→ **Extracted material**:
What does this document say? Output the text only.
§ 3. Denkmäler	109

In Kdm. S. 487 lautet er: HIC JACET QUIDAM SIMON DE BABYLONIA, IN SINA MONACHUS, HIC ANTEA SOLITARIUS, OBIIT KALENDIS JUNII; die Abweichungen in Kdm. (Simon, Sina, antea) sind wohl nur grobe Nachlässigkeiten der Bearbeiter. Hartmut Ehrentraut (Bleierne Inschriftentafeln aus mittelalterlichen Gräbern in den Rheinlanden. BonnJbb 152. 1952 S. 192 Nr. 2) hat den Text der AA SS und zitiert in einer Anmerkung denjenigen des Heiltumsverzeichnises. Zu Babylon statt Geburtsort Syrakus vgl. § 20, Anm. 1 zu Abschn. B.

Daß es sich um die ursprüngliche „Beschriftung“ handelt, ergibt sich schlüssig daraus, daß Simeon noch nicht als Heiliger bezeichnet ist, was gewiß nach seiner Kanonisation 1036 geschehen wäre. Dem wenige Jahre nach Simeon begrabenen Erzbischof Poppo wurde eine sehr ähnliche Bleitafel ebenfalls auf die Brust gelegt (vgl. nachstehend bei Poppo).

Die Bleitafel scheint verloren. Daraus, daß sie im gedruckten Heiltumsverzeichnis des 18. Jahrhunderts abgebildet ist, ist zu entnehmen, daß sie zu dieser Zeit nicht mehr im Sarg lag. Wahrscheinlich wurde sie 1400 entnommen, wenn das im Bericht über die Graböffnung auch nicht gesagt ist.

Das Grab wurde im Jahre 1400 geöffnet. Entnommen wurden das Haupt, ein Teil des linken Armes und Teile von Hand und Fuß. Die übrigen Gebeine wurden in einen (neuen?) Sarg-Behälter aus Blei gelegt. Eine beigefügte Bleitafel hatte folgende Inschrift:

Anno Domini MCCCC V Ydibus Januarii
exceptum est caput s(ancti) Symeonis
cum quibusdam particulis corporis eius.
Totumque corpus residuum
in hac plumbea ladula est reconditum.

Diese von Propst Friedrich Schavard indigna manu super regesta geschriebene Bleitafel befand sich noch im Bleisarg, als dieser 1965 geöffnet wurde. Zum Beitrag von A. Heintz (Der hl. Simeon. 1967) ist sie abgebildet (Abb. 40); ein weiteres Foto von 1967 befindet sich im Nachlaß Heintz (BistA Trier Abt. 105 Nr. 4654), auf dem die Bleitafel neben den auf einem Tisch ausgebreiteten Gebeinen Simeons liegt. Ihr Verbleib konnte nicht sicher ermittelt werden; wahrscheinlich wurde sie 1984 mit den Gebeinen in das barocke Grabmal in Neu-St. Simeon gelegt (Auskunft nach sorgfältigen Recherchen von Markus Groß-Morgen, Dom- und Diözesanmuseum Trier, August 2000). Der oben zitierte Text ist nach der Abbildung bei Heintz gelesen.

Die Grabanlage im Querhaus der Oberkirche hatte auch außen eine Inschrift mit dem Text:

...

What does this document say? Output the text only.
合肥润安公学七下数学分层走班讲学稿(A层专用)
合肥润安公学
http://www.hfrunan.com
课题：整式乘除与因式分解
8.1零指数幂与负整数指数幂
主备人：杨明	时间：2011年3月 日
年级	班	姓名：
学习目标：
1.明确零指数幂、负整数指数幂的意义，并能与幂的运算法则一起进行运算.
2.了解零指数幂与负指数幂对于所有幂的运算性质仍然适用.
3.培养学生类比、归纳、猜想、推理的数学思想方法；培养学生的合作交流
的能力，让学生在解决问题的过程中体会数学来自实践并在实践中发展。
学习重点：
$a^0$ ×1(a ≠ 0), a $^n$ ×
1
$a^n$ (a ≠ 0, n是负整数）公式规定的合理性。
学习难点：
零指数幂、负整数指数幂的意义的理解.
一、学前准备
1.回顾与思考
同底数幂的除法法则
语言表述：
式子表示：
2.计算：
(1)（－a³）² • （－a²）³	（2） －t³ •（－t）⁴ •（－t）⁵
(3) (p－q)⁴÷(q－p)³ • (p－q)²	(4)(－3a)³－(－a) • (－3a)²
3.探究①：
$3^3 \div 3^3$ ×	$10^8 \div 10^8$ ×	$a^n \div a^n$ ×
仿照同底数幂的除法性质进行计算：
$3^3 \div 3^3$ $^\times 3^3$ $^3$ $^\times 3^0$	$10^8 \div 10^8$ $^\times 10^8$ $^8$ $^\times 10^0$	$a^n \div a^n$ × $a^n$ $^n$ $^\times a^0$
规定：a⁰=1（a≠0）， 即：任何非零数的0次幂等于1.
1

...

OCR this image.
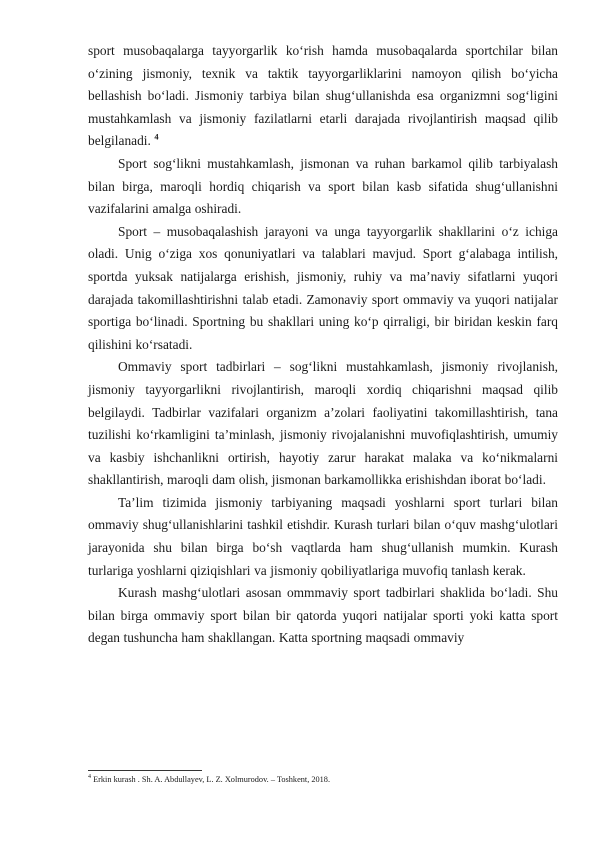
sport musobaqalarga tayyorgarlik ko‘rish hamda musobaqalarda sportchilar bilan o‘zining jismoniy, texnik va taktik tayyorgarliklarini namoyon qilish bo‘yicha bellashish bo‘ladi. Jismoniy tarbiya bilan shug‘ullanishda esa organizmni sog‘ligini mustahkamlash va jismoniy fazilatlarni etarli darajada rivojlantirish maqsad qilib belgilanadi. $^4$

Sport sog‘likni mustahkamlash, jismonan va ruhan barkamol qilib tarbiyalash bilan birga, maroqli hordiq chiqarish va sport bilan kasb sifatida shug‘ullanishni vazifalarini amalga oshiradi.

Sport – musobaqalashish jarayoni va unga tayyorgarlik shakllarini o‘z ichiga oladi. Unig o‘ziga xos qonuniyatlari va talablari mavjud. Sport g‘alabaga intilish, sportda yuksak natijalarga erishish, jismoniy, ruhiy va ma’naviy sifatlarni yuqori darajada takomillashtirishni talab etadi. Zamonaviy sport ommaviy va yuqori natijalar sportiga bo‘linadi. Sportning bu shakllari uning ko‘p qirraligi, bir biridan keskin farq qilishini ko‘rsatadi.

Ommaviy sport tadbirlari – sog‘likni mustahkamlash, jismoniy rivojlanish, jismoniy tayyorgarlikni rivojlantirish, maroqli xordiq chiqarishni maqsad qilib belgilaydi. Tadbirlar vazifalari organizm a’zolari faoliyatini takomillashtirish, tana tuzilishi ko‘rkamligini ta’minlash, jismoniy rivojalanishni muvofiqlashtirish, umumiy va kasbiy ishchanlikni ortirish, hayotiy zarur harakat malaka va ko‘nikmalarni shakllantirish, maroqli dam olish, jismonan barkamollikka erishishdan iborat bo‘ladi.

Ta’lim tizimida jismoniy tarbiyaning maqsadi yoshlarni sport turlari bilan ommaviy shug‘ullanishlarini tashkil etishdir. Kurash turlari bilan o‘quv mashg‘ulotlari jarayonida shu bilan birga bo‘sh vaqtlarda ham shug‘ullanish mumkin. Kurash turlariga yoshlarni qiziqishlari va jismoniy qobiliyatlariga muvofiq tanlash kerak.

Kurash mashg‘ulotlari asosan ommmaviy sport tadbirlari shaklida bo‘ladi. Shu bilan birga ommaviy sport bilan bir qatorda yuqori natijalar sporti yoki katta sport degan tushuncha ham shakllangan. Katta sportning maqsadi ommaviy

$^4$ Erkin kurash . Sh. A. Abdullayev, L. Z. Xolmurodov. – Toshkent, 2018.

→ **Prompt**: Only lines with the word "natijalar" should be collected from the material.

→ **Task answer**:
Sport – musobaqalashish jarayoni va unga tayyorgarlik shakllarini o‘z ichiga oladi. Unig o‘ziga xos qonuniyatlari va talablari mavjud. Sport g‘alabaga intilish, sportda yuksak natijalarga erishish, jismoniy, ruhiy va ma’naviy sifatlarni yuqori darajada takomillashtirishni talab etadi. Zamonaviy sport ommaviy va yuqori natijalar sportiga bo‘linadi. Sportning bu shakllari uning ko‘p qirraligi, bir biridan keskin farq qilishini ko‘rsatadi.
Kurash mashg‘ulotlari asosan ommmaviy sport tadbirlari shaklida bo‘ladi. Shu bilan birga ommaviy sport bilan bir qatorda yuqori natijalar sporti yoki katta sport degan tushuncha ham shakllangan. Katta sportning maqsadi ommaviy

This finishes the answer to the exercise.